REQUIREMENTS>
Could you return, unchanged, every line from the first one through the line containing "For every button, label, input, icon, or", with both of those included?

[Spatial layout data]
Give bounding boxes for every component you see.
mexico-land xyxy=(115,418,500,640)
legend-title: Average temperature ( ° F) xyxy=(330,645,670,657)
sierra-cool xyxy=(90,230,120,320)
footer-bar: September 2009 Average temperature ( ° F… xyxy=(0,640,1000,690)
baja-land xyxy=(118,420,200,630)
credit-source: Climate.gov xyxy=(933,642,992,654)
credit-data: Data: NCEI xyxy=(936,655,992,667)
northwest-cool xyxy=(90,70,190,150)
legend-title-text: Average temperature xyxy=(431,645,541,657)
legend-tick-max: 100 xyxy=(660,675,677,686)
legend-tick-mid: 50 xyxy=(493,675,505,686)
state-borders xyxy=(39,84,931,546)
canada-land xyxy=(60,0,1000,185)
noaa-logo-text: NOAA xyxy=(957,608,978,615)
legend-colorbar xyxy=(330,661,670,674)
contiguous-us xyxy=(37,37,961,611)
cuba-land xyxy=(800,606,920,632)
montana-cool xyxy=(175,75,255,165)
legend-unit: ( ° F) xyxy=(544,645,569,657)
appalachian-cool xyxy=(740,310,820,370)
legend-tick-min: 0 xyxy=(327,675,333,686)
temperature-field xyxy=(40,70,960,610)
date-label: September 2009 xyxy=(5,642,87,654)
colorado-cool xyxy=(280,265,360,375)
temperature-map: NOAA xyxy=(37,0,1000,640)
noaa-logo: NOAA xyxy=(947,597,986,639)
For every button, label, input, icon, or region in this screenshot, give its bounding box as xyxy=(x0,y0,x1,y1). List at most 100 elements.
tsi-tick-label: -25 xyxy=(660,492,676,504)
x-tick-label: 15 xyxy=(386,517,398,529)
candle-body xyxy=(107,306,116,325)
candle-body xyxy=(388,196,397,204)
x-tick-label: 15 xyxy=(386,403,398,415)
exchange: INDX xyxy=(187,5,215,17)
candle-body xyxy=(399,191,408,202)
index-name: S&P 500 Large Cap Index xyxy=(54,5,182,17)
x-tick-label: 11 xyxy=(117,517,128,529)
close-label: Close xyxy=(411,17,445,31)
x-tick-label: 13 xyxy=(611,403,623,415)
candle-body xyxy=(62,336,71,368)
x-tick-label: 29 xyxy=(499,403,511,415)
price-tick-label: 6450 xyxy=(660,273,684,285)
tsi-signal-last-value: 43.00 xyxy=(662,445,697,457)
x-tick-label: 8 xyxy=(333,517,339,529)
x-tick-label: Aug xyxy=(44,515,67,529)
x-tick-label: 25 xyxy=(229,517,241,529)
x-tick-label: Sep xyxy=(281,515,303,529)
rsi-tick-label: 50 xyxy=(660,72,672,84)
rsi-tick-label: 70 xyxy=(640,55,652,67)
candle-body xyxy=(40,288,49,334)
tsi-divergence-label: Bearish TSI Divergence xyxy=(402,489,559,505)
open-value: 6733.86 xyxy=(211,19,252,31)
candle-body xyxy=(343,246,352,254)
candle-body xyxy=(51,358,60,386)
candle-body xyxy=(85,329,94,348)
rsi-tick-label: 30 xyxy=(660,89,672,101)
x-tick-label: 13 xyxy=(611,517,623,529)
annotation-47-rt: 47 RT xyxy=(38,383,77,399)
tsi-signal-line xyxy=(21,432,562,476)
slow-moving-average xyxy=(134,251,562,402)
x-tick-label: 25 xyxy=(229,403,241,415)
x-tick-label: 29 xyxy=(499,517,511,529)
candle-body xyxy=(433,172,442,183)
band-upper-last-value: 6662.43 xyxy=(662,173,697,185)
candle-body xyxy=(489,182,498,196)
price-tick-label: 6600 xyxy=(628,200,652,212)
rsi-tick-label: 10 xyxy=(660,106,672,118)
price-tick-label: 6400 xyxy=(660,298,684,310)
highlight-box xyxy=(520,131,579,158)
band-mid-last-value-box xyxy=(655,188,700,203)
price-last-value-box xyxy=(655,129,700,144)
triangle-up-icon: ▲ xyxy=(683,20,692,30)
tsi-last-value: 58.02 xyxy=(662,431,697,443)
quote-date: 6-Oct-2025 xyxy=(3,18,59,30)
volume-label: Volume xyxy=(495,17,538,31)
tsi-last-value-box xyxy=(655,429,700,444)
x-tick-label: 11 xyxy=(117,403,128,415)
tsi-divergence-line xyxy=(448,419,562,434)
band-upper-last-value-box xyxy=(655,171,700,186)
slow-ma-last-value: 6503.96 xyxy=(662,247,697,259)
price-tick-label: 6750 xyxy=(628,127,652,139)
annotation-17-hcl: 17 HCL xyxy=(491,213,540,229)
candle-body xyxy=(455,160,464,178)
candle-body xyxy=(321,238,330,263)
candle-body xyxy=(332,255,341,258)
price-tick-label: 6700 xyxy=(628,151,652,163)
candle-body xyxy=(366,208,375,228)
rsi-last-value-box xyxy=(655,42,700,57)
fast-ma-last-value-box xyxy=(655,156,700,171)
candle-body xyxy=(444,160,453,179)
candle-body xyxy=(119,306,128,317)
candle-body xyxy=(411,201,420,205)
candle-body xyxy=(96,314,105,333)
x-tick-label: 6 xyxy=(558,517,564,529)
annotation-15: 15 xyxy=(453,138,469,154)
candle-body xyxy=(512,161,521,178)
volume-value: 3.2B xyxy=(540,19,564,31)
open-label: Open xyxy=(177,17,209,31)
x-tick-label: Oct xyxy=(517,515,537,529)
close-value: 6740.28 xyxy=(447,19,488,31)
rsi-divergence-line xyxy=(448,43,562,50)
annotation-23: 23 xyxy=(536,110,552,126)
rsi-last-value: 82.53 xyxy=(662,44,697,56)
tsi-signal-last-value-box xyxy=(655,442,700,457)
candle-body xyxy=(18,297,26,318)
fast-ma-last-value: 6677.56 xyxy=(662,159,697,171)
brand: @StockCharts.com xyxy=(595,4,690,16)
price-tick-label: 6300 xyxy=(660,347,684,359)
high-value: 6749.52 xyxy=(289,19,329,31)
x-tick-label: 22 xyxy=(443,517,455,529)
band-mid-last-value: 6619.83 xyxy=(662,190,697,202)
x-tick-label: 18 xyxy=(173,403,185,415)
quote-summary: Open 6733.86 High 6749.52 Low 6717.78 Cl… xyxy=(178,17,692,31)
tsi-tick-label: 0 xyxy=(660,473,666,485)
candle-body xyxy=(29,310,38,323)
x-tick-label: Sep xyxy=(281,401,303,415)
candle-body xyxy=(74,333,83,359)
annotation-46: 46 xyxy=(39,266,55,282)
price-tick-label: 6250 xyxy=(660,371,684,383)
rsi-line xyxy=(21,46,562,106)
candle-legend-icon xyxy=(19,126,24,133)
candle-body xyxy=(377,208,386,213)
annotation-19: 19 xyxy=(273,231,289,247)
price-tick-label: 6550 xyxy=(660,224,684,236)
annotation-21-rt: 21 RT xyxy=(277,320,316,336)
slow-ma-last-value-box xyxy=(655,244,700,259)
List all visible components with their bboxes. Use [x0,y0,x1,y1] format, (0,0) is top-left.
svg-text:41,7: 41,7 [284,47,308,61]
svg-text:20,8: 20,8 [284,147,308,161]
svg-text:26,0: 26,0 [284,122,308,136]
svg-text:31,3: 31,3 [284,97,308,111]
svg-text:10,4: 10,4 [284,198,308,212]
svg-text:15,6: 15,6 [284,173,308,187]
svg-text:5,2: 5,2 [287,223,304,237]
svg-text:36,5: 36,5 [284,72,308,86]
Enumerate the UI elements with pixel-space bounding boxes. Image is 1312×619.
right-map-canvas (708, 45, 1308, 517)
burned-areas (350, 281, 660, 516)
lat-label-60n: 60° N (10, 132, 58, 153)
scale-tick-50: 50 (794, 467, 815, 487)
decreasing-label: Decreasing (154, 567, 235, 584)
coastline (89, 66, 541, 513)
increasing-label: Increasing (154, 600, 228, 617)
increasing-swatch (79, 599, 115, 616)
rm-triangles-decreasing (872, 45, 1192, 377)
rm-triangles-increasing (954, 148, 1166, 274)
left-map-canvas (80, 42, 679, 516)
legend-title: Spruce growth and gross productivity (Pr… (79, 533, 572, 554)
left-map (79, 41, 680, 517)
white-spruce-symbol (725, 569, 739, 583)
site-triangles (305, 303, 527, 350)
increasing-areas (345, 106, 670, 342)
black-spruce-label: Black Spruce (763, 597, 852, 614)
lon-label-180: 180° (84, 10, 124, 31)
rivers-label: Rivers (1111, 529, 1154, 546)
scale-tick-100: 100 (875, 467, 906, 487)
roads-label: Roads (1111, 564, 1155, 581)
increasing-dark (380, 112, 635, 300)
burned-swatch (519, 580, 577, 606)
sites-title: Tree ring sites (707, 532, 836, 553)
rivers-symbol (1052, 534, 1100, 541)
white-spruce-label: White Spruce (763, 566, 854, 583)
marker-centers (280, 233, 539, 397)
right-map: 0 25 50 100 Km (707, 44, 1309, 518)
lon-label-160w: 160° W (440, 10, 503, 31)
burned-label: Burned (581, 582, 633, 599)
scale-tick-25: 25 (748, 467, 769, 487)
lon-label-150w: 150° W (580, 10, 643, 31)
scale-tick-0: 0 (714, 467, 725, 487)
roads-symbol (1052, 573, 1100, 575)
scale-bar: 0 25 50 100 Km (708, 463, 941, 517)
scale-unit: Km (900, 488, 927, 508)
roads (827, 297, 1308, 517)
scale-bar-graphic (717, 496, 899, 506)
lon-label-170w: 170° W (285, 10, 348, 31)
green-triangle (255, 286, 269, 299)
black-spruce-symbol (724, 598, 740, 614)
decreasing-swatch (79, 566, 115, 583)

CORRECT RESULT>
Give bounding boxes for every component you see.
mexico-land xyxy=(115,418,500,640)
legend-title: Average temperature ( ° F) xyxy=(330,645,670,657)
sierra-cool xyxy=(90,230,120,320)
footer-bar: September 2009 Average temperature ( ° F… xyxy=(0,640,1000,690)
baja-land xyxy=(118,420,200,630)
credit-source: Climate.gov xyxy=(933,642,992,654)
credit-data: Data: NCEI xyxy=(936,655,992,667)
northwest-cool xyxy=(90,70,190,150)
legend-title-text: Average temperature xyxy=(431,645,541,657)
legend-tick-max: 100 xyxy=(660,675,677,686)
legend-tick-mid: 50 xyxy=(493,675,505,686)
state-borders xyxy=(39,84,931,546)
canada-land xyxy=(60,0,1000,185)
noaa-logo-text: NOAA xyxy=(957,608,978,615)
legend-colorbar xyxy=(330,661,670,674)
contiguous-us xyxy=(37,37,961,611)
cuba-land xyxy=(800,606,920,632)
montana-cool xyxy=(175,75,255,165)
legend-unit: ( ° F) xyxy=(544,645,569,657)
appalachian-cool xyxy=(740,310,820,370)
legend-tick-min: 0 xyxy=(327,675,333,686)
temperature-field xyxy=(40,70,960,610)
date-label: September 2009 xyxy=(5,642,87,654)
colorado-cool xyxy=(280,265,360,375)
temperature-map: NOAA xyxy=(37,0,1000,640)
noaa-logo: NOAA xyxy=(947,597,986,639)
For every button, label, input, icon, or region in this screenshot, give its bounding box as xyxy=(x0,y0,x1,y1). List at most 100 elements.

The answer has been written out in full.